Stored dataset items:
● ● ● ● ●

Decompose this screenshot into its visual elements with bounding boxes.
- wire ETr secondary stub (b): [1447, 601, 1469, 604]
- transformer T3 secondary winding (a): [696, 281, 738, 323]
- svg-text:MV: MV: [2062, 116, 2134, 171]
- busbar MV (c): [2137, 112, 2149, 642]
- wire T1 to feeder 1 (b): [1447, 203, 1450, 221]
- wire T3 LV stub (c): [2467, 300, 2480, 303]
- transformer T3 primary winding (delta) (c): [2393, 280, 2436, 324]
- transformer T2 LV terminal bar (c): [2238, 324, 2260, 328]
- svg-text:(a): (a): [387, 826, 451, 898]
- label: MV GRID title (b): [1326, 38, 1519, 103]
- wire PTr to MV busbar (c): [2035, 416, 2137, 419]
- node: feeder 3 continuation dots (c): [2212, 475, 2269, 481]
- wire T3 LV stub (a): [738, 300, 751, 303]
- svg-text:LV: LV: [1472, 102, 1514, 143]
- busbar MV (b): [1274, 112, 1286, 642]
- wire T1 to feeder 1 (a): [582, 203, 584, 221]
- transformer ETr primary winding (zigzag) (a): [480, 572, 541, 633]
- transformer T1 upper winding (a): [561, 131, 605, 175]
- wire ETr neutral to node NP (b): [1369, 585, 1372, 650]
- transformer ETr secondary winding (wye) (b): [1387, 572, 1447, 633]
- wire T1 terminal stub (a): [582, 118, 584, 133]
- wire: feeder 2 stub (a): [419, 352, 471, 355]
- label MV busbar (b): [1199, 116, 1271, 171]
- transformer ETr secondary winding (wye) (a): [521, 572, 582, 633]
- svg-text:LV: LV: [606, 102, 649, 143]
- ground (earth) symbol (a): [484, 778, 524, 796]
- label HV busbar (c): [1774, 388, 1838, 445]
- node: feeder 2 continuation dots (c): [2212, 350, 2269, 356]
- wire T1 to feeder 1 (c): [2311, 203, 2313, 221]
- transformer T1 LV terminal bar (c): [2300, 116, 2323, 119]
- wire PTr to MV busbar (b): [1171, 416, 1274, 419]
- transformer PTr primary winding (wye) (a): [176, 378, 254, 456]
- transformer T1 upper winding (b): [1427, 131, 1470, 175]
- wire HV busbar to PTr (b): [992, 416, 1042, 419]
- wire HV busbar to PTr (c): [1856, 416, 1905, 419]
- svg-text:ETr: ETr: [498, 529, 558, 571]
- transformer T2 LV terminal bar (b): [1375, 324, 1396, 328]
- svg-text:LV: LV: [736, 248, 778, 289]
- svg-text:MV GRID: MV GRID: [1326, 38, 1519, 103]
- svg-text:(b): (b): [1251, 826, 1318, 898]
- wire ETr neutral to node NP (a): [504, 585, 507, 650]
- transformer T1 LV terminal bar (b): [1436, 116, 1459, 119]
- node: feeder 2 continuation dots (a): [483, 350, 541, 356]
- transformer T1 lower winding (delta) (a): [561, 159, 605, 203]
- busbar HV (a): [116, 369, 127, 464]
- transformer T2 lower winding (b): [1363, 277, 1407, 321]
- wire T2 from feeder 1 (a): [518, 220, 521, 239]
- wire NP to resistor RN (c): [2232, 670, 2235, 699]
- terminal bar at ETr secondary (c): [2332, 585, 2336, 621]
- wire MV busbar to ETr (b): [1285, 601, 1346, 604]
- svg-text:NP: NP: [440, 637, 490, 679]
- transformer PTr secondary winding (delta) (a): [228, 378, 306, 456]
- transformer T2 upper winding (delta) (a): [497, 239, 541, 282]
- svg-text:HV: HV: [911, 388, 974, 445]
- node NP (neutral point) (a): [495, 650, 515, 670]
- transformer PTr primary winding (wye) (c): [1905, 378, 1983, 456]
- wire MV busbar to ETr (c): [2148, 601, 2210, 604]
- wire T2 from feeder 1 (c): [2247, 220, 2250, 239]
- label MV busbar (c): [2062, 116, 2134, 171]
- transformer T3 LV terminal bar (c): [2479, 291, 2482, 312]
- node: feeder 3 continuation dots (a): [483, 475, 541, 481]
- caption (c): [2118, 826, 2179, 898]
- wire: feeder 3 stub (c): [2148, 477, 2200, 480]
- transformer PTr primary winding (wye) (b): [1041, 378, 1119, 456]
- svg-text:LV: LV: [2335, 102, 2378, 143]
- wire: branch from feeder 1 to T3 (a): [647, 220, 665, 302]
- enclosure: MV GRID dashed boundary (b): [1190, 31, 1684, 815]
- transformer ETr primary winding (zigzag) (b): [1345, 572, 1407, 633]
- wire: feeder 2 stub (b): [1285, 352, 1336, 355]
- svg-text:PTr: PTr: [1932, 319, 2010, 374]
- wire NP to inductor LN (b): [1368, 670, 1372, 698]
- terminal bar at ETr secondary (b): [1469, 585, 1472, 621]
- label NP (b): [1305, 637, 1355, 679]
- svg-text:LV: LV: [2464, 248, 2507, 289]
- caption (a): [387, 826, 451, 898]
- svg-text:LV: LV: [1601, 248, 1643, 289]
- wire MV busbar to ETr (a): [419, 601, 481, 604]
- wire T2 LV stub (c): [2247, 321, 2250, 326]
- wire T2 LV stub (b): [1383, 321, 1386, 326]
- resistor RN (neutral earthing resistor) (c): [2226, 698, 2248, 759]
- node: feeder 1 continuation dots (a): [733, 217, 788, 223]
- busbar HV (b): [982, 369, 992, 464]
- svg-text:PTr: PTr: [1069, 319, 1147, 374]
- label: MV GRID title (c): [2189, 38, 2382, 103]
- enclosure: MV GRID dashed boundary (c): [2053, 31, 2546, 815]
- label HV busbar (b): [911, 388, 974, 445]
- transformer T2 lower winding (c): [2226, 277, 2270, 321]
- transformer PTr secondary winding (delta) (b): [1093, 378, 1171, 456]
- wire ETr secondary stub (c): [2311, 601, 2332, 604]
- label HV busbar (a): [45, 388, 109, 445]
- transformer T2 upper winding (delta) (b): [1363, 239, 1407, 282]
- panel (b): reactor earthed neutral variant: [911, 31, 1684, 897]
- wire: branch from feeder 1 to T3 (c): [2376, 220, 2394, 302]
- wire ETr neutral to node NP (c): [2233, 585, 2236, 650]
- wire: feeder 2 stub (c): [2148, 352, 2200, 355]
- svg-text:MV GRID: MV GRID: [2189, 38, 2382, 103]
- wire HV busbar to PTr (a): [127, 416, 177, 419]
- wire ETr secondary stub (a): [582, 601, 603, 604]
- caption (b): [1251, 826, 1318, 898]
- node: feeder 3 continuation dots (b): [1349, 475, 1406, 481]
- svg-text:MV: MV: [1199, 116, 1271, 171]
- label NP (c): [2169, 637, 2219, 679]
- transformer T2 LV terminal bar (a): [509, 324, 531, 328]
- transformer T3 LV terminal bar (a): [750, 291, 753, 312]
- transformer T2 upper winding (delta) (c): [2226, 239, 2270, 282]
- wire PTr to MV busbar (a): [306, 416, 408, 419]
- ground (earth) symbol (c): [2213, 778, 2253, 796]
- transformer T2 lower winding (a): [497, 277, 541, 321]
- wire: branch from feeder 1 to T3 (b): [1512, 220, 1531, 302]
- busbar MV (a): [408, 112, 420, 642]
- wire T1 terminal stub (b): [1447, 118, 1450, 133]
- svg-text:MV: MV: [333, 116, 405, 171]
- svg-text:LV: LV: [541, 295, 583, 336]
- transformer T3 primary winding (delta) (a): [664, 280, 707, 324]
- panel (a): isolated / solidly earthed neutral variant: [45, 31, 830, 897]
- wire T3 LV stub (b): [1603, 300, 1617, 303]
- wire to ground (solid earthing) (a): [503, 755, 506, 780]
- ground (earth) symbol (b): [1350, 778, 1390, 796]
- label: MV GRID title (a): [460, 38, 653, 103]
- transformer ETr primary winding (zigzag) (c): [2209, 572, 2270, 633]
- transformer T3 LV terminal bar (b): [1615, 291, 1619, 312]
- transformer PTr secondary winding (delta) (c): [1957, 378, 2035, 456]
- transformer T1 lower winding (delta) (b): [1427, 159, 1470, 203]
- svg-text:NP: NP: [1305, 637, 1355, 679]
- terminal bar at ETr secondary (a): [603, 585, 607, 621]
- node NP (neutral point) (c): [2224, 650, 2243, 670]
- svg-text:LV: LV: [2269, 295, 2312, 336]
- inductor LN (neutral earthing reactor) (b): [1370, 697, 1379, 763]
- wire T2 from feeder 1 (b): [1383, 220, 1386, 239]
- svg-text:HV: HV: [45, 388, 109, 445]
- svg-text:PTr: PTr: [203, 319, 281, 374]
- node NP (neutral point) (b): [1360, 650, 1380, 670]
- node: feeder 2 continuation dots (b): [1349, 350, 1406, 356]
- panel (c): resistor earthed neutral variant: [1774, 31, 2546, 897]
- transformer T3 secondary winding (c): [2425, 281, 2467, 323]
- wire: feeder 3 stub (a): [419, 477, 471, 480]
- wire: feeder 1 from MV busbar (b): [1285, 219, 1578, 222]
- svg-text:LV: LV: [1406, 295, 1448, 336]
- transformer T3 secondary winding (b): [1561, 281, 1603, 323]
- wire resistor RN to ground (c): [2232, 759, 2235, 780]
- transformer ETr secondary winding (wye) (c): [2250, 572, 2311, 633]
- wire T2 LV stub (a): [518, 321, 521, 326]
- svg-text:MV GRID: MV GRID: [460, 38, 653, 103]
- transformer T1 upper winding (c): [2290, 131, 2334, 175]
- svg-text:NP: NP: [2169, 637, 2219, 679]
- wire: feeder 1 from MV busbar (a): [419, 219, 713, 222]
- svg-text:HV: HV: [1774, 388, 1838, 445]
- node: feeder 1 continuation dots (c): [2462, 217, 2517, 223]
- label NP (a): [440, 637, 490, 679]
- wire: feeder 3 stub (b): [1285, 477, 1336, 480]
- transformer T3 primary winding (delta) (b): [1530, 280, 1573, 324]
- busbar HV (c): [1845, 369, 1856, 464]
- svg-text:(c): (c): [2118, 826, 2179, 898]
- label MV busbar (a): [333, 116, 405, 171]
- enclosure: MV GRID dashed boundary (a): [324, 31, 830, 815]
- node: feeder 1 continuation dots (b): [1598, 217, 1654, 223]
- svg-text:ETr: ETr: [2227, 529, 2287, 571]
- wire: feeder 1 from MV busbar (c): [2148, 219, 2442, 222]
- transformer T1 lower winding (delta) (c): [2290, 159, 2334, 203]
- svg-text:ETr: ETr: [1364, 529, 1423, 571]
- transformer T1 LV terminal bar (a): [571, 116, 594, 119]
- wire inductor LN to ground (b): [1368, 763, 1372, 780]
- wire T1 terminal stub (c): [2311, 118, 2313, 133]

● ● ● ● ●

Identify every line in the records above that contains the string "variant", and copy each one. Case counts.

ANSWER TO THIS TASK.
- panel (b): reactor earthed neutral variant: [911, 31, 1684, 897]
- panel (a): isolated / solidly earthed neutral variant: [45, 31, 830, 897]
- panel (c): resistor earthed neutral variant: [1774, 31, 2546, 897]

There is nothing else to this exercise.